*Work to do*:
Count the lines below that include the word "корабль" and write that number alone.

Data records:
"""
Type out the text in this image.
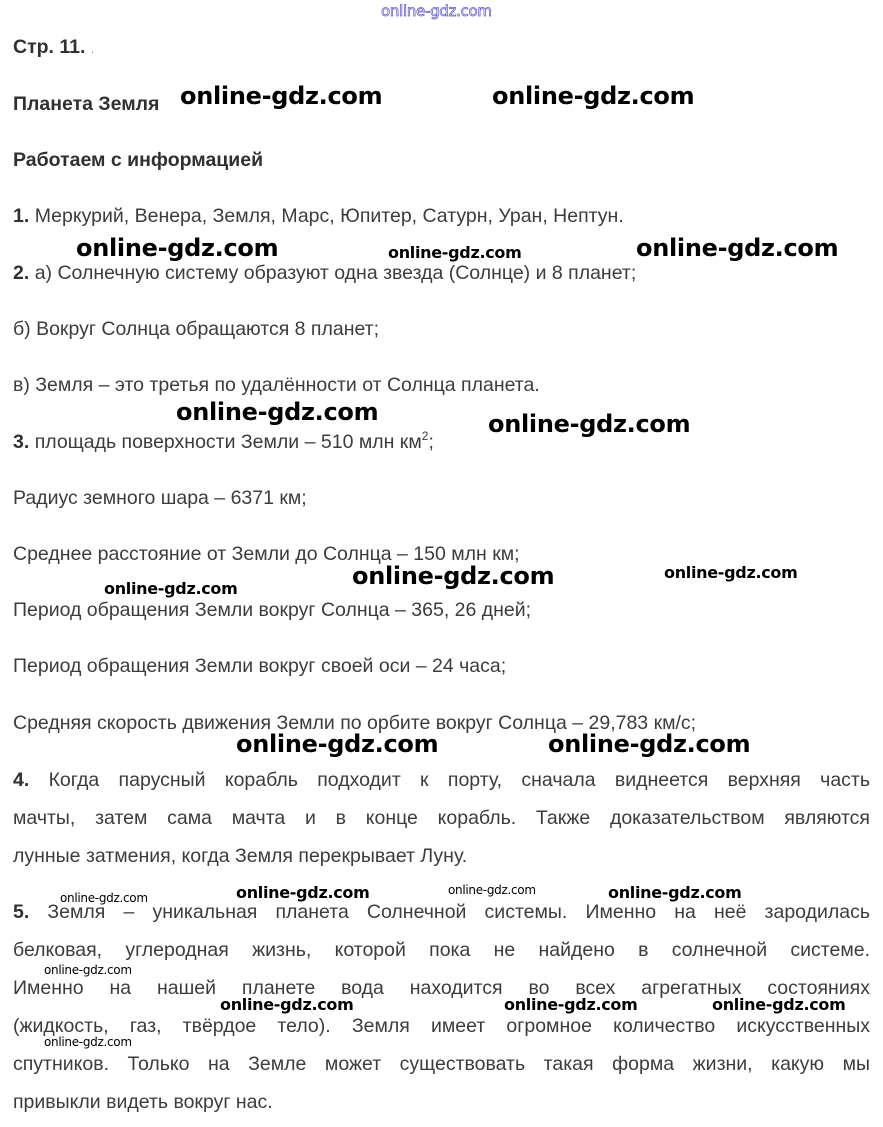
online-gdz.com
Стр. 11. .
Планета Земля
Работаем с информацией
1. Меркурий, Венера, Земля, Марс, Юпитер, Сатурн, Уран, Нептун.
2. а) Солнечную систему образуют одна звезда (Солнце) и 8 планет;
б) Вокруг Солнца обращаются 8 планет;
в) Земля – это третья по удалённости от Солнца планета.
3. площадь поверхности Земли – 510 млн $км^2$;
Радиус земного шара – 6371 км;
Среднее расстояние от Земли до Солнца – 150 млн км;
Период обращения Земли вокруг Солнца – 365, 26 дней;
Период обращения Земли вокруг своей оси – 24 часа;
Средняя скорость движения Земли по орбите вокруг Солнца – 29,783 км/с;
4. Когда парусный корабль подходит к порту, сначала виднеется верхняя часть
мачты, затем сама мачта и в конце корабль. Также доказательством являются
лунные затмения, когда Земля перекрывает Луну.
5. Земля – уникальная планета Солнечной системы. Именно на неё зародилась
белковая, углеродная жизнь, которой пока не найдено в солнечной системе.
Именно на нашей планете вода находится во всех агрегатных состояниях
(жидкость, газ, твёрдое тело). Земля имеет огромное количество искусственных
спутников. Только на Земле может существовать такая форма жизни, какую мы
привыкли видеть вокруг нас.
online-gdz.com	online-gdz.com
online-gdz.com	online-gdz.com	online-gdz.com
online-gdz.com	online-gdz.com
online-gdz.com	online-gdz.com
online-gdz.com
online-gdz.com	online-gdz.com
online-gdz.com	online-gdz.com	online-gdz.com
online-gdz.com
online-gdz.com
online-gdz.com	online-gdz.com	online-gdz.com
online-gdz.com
"""
*Response for this exercise*:
2